- **Task instructions**: Count the lines in the listing below that contain the string "SHUT", matching case exactly, and reply with the number only.

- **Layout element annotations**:
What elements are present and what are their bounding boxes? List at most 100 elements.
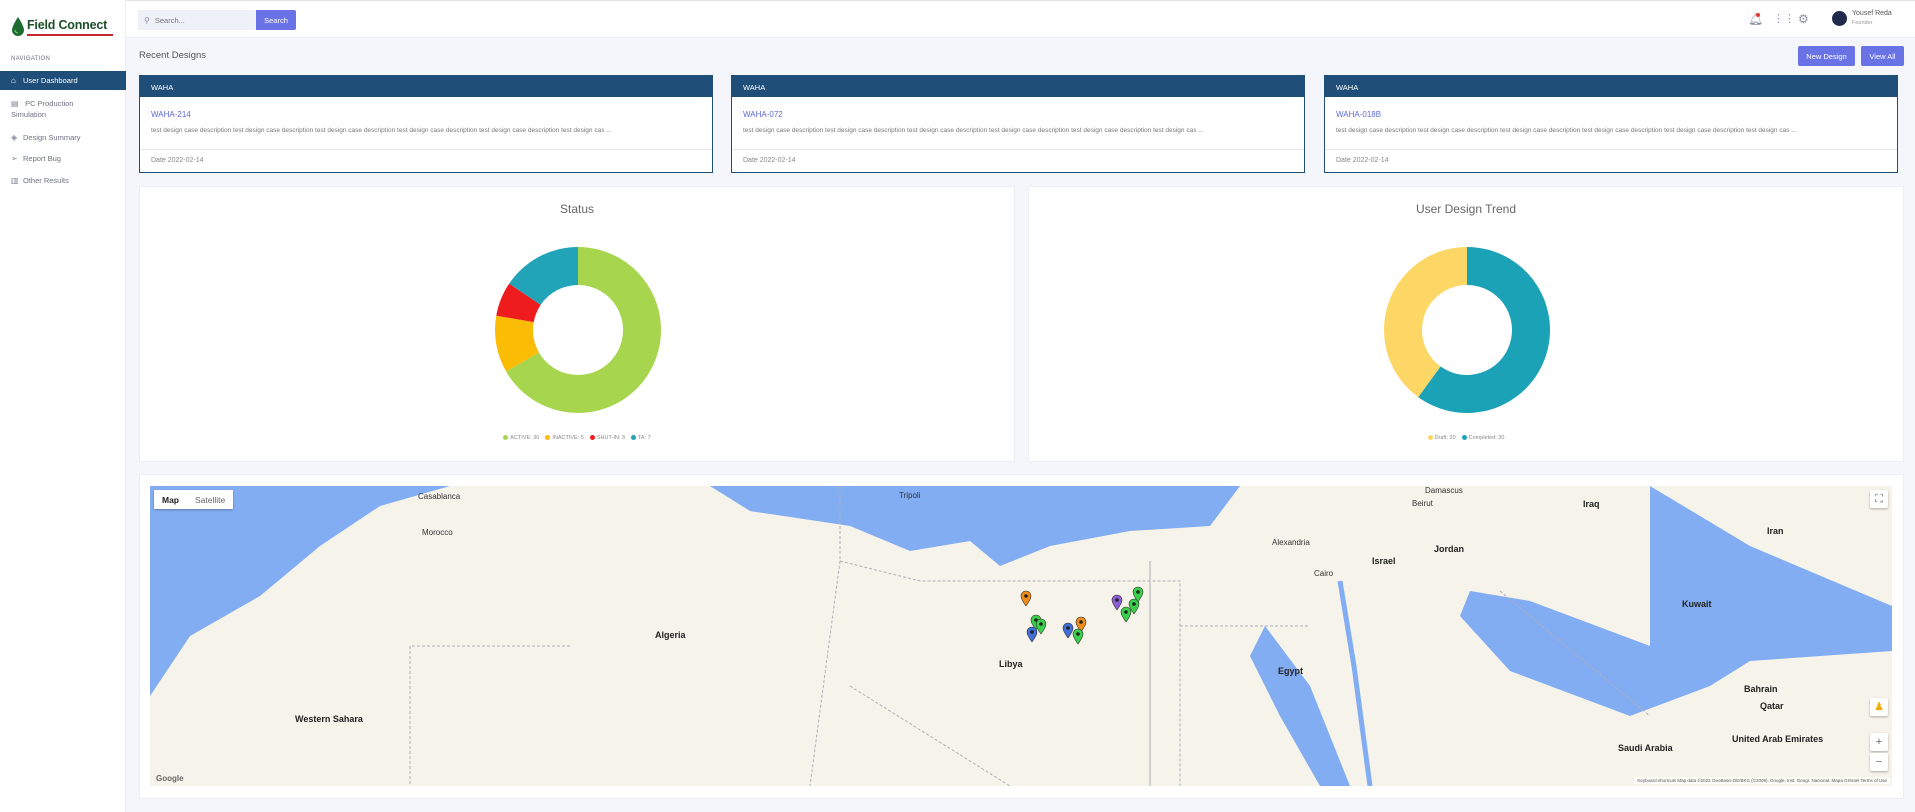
map-label: Saudi Arabia	[1618, 743, 1673, 753]
map-label: Iraq	[1583, 499, 1600, 509]
legend-item[interactable]: Completed: 30	[1461, 435, 1505, 441]
fullscreen-icon[interactable]: ⛶	[1870, 490, 1888, 508]
database-icon: ▥	[11, 176, 19, 185]
design-card[interactable]: WAHA WAHA-214 test design case descripti…	[139, 75, 713, 173]
legend-swatch	[1427, 435, 1433, 441]
design-link[interactable]: WAHA-072	[743, 110, 783, 119]
user-name[interactable]: Yousef Reda	[1852, 10, 1892, 17]
card-divider	[1325, 149, 1897, 150]
legend-label: INACTIVE: 5	[552, 435, 584, 441]
legend-label: Completed: 30	[1468, 435, 1505, 441]
sidebar-item-label: User Dashboard	[23, 76, 78, 85]
map-type-map-button[interactable]: Map	[154, 490, 187, 509]
map-label: Qatar	[1760, 701, 1784, 711]
design-date: Date 2022-02-14	[743, 157, 796, 164]
legend-label: ACTIVE: 30	[510, 435, 540, 441]
layers-icon: ◈	[11, 133, 18, 142]
street-view-pegman-icon[interactable]: ♟	[1870, 698, 1888, 716]
sidebar-item-report-bug[interactable]: ➢ Report Bug	[0, 153, 126, 164]
map-marker-pin-icon[interactable]	[1020, 590, 1032, 607]
map-label: Morocco	[422, 528, 453, 537]
map-marker-pin-icon[interactable]	[1035, 618, 1047, 635]
new-design-button[interactable]: New Design	[1798, 46, 1855, 66]
map-label: Damascus	[1425, 486, 1463, 495]
search-box: ⚲	[138, 10, 256, 30]
chart-legend: Draft: 20 Completed: 30	[1029, 435, 1903, 441]
sidebar-item-user-dashboard[interactable]: ⌂ User Dashboard	[0, 71, 126, 90]
legend-item[interactable]: Draft: 20	[1427, 435, 1456, 441]
design-card[interactable]: WAHA WAHA-072 test design case descripti…	[731, 75, 1305, 173]
google-logo: Google	[156, 774, 184, 783]
recent-designs-title: Recent Designs	[139, 50, 207, 61]
card-header: WAHA	[140, 76, 712, 97]
nav-heading: NAVIGATION	[11, 56, 51, 62]
map-land	[150, 486, 1892, 786]
design-description: test design case description test design…	[743, 127, 1204, 134]
map-label: Bahrain	[1744, 684, 1778, 694]
status-chart-panel: Status ACTIVE: 30 INACTIVE: 5 SHUT-IN: 3 TA…	[139, 186, 1015, 462]
design-description: test design case description test design…	[1336, 127, 1797, 134]
map-attribution[interactable]: Keyboard shortcuts Map data ©2022 GeoBas…	[1634, 777, 1890, 784]
sidebar-item-label: Other Results	[23, 176, 69, 185]
design-link[interactable]: WAHA-018B	[1336, 110, 1381, 119]
legend-item[interactable]: SHUT-IN: 3	[589, 435, 625, 441]
map-panel: Morocco Algeria Libya Egypt Western Saha…	[139, 474, 1904, 799]
apps-grid-icon[interactable]: ⋮⋮	[1773, 12, 1795, 25]
status-donut-chart	[495, 247, 661, 413]
avatar[interactable]	[1832, 11, 1847, 26]
legend-swatch	[630, 435, 636, 441]
trend-donut-chart	[1384, 247, 1550, 413]
sidebar-item-label: PC Production	[25, 99, 74, 108]
logo-underline	[27, 34, 113, 36]
sidebar-item-pc-production-simulation[interactable]: ▤ PC Production Simulation	[0, 98, 126, 120]
sidebar-item-label-line2: Simulation	[11, 110, 47, 119]
chart-legend: ACTIVE: 30 INACTIVE: 5 SHUT-IN: 3 TA: 7	[140, 435, 1014, 441]
card-header: WAHA	[1325, 76, 1897, 97]
map-marker-pin-icon[interactable]	[1111, 594, 1123, 611]
logo-text: Field Connect	[27, 18, 108, 32]
map-label: Israel	[1372, 556, 1396, 566]
card-header: WAHA	[732, 76, 1304, 97]
map-label: Kuwait	[1682, 599, 1712, 609]
map-type-control: Map Satellite	[154, 490, 234, 509]
zoom-in-button[interactable]: +	[1870, 733, 1888, 751]
design-card[interactable]: WAHA WAHA-018B test design case descript…	[1324, 75, 1898, 173]
legend-item[interactable]: TA: 7	[630, 435, 651, 441]
search-button[interactable]: Search	[256, 10, 296, 30]
legend-swatch	[503, 435, 509, 441]
legend-label: SHUT-IN: 3	[596, 435, 625, 441]
app-logo[interactable]: Field Connect	[10, 14, 115, 42]
home-icon: ⌂	[11, 76, 16, 85]
trend-chart-panel: User Design Trend Draft: 20 Completed: 30	[1028, 186, 1904, 462]
map-label: Libya	[999, 659, 1023, 669]
sidebar-item-other-results[interactable]: ▥ Other Results	[0, 175, 126, 186]
map-label: Casablanca	[418, 492, 461, 501]
map-marker-pin-icon[interactable]	[1132, 586, 1144, 603]
search-input[interactable]	[154, 15, 245, 25]
map-label: Algeria	[655, 630, 686, 640]
map-type-satellite-button[interactable]: Satellite	[187, 490, 234, 509]
view-all-button[interactable]: View All	[1861, 46, 1904, 66]
design-link[interactable]: WAHA-214	[151, 110, 191, 119]
legend-item[interactable]: INACTIVE: 5	[545, 435, 584, 441]
map-label: United Arab Emirates	[1732, 734, 1824, 744]
legend-swatch	[545, 435, 551, 441]
legend-swatch	[589, 435, 595, 441]
legend-item[interactable]: ACTIVE: 30	[503, 435, 539, 441]
map[interactable]: Morocco Algeria Libya Egypt Western Saha…	[150, 486, 1892, 786]
zoom-out-button[interactable]: −	[1870, 753, 1888, 771]
sidebar: Field Connect NAVIGATION ⌂ User Dashboar…	[0, 0, 126, 812]
gear-icon[interactable]: ⚙	[1798, 12, 1809, 26]
map-label: Tripoli	[899, 491, 921, 500]
search-icon: ⚲	[144, 15, 150, 25]
map-label: Egypt	[1278, 666, 1304, 676]
sidebar-item-label: Report Bug	[23, 154, 61, 163]
legend-swatch	[1461, 435, 1467, 441]
design-description: test design case description test design…	[151, 127, 612, 134]
design-date: Date 2022-02-14	[1336, 157, 1389, 164]
chart-title: User Design Trend	[1415, 202, 1517, 216]
map-marker-pin-icon[interactable]	[1062, 622, 1074, 639]
top-bar: ⚲ Search	[126, 0, 1915, 38]
sidebar-item-design-summary[interactable]: ◈ Design Summary	[0, 132, 126, 143]
map-label: Iran	[1767, 526, 1784, 536]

- **Answer below**: 4